◆ **REQUEST**
Can you retype, character for character, everything from the row containing "expand-arrow-icon[interactable]: ➝ (1109, 301, 1127, 315)" down to the row containing "mute-voice-1-button[interactable]: 1 (1137, 256, 1151, 270)", including both of those rows?

═══ DATA SHOWN

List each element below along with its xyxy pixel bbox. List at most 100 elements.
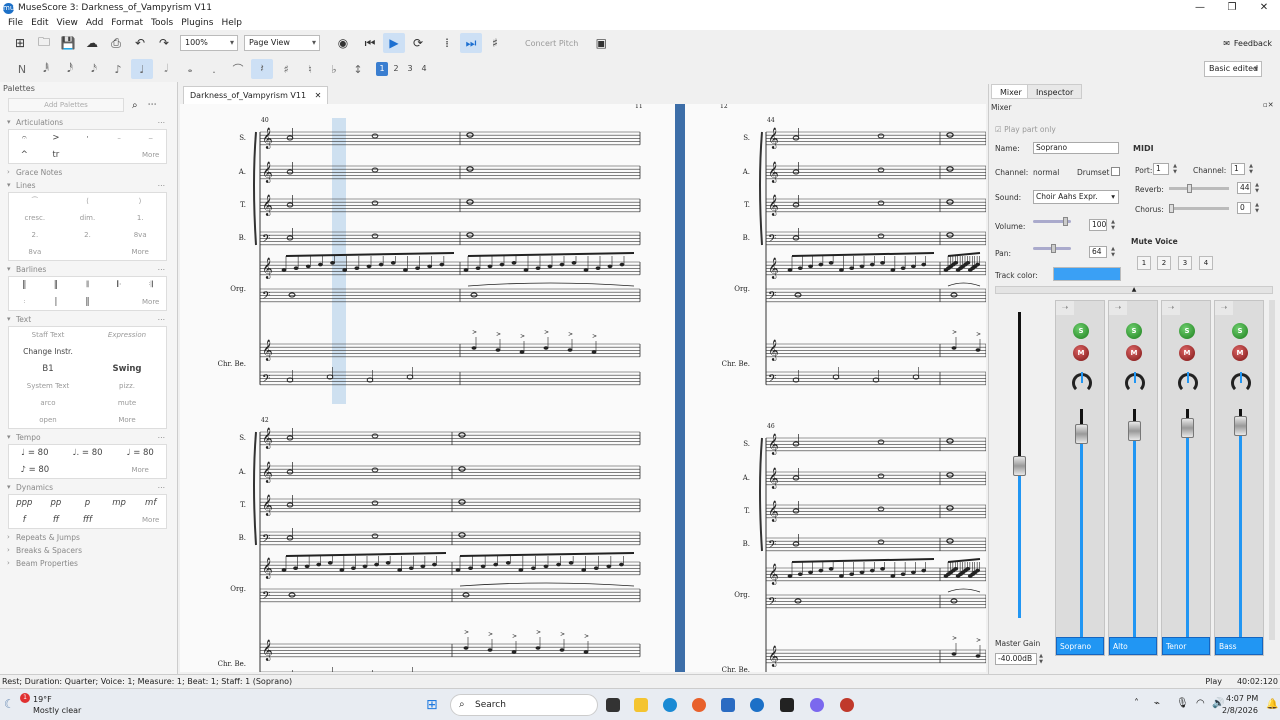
expand-arrow-icon[interactable]: ➝ (1109, 301, 1127, 315)
close-tab-icon[interactable]: ✕ (315, 91, 322, 100)
volume-fader[interactable] (1234, 416, 1247, 436)
palette-cell[interactable]: open (9, 412, 87, 428)
note-head[interactable] (849, 266, 855, 270)
palette-dynamics[interactable]: Dynamics⋯ (0, 481, 177, 494)
note-head[interactable] (535, 266, 541, 270)
note-head[interactable] (351, 566, 356, 570)
palette-cell[interactable]: B1 (9, 361, 87, 377)
mute-voice-1-button[interactable]: 1 (1137, 256, 1151, 270)
expand-arrow-icon[interactable]: ➝ (1056, 301, 1074, 315)
note-head[interactable] (354, 266, 360, 270)
barline-cell[interactable] (104, 294, 135, 310)
rest-icon[interactable]: 𝄽 (251, 59, 273, 79)
palette-cell[interactable]: ⟨ (62, 193, 114, 209)
note-head[interactable] (487, 264, 493, 269)
tie-icon[interactable]: ⌒ (227, 59, 249, 79)
note-head[interactable] (535, 646, 541, 650)
palette-cell[interactable]: ⁀ (9, 193, 61, 209)
reverb-spin-arrows-icon[interactable]: ▲ ▼ (1253, 182, 1261, 194)
float-icon[interactable]: ▫✕ (1263, 101, 1274, 109)
palette-cell[interactable]: Staff Text (9, 327, 87, 343)
note-head[interactable] (403, 268, 408, 272)
palette-cell[interactable]: Expression (88, 327, 166, 343)
note-head[interactable] (965, 567, 971, 571)
note-head[interactable] (890, 268, 896, 272)
port-spin-arrows-icon[interactable]: ▲ ▼ (1171, 163, 1179, 175)
palette-cell[interactable]: mf (135, 495, 166, 511)
note-head[interactable] (420, 564, 426, 569)
note-head[interactable] (818, 262, 824, 267)
rewind-icon[interactable]: ⏮ (359, 33, 381, 53)
note-head[interactable] (965, 261, 971, 265)
note-head[interactable] (519, 350, 525, 354)
32nd-note-icon[interactable]: 𝅘𝅥𝅰 (59, 59, 81, 79)
volume-slider[interactable] (1033, 217, 1071, 226)
minimize-button[interactable]: — (1184, 0, 1216, 16)
voice-4-button[interactable]: 4 (418, 62, 430, 76)
note-head[interactable] (571, 261, 577, 265)
midi-channel-spinbox[interactable]: 1 (1231, 163, 1245, 175)
note-head[interactable] (808, 570, 813, 575)
palette-cell[interactable]: pp (41, 495, 72, 511)
barline-cell[interactable]: | (41, 294, 72, 310)
note-head[interactable] (427, 264, 433, 269)
task-view-icon[interactable] (606, 698, 620, 712)
note-head[interactable] (511, 261, 517, 265)
app-x-icon[interactable] (780, 698, 794, 712)
note-head[interactable] (900, 266, 906, 270)
chorus-spin-arrows-icon[interactable]: ▲ ▼ (1253, 202, 1261, 214)
note-head[interactable] (281, 568, 287, 572)
note-head[interactable] (281, 268, 287, 272)
menu-format[interactable]: Format (111, 18, 143, 28)
barline-cell[interactable]: 𝄂 (72, 277, 103, 293)
note-head[interactable] (518, 568, 524, 572)
sound-select[interactable]: Choir Aahs Expr. ▾ (1033, 190, 1119, 204)
chorus-slider-handle[interactable] (1169, 204, 1174, 213)
palette-cell[interactable]: dim. (62, 210, 114, 226)
palette-cell[interactable]: 2. (62, 227, 114, 243)
pan-spin-arrows-icon[interactable]: ▲ ▼ (1109, 246, 1117, 258)
note-head[interactable] (439, 262, 445, 267)
palette-cell[interactable]: ♩. = 80 (62, 445, 114, 461)
note-head[interactable] (900, 572, 906, 576)
note-head[interactable] (787, 268, 793, 272)
workspace-select[interactable]: Basic edited (1204, 61, 1262, 77)
note-head[interactable] (583, 650, 589, 654)
play-part-only-checkbox[interactable]: ☑ Play part only (995, 125, 1056, 134)
note-head[interactable] (828, 261, 834, 265)
palette-cell[interactable]: 𝄐 (9, 130, 40, 146)
note-head[interactable] (415, 266, 420, 270)
palette-more-button[interactable]: More (114, 244, 166, 260)
close-button[interactable]: ✕ (1248, 0, 1280, 16)
note-head[interactable] (859, 264, 865, 269)
dot-icon[interactable]: . (203, 59, 225, 79)
mute-button[interactable]: M (1179, 345, 1195, 361)
palette-text[interactable]: Text⋯ (0, 313, 177, 326)
clock-time[interactable]: 4:07 PM (1226, 694, 1258, 703)
note-head[interactable] (480, 564, 486, 569)
solo-button[interactable]: S (1126, 323, 1142, 339)
musescore-taskbar-icon[interactable] (750, 698, 764, 712)
note-head[interactable] (316, 562, 322, 567)
note-head[interactable] (951, 346, 957, 350)
note-head[interactable] (797, 266, 803, 270)
network-icon[interactable]: ⌁ (1154, 698, 1160, 709)
pan-spinbox[interactable]: 64 (1089, 246, 1107, 258)
palette-more-button[interactable]: More (135, 512, 166, 528)
volume-fader[interactable] (1181, 418, 1194, 438)
wifi-icon[interactable]: ◠ (1196, 698, 1205, 709)
voice-1-button[interactable]: 1 (376, 62, 388, 76)
mute-button[interactable]: M (1126, 345, 1142, 361)
strip-name[interactable]: Tenor (1162, 637, 1210, 655)
note-head[interactable] (828, 567, 834, 571)
pan-knob[interactable] (1072, 372, 1092, 393)
note-head[interactable] (975, 262, 980, 267)
note-head[interactable] (293, 266, 299, 270)
note-head[interactable] (523, 268, 529, 272)
palette-more-button[interactable]: More (135, 294, 166, 310)
menu-add[interactable]: Add (86, 18, 103, 28)
menu-help[interactable]: Help (221, 18, 242, 28)
note-head[interactable] (859, 570, 865, 575)
note-head[interactable] (869, 568, 875, 573)
note-head[interactable] (304, 564, 310, 569)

══════

◆ **THE REPLY**
expand-arrow-icon[interactable]: ➝ (1109, 301, 1127, 315)
close-tab-icon[interactable]: ✕ (315, 91, 322, 100)
volume-fader[interactable] (1234, 416, 1247, 436)
palette-cell[interactable]: open (9, 412, 87, 428)
note-head[interactable] (849, 266, 855, 270)
palette-dynamics[interactable]: Dynamics⋯ (0, 481, 177, 494)
note-head[interactable] (535, 266, 541, 270)
note-head[interactable] (351, 566, 356, 570)
palette-cell[interactable]: B1 (9, 361, 87, 377)
mute-voice-1-button[interactable]: 1 (1137, 256, 1151, 270)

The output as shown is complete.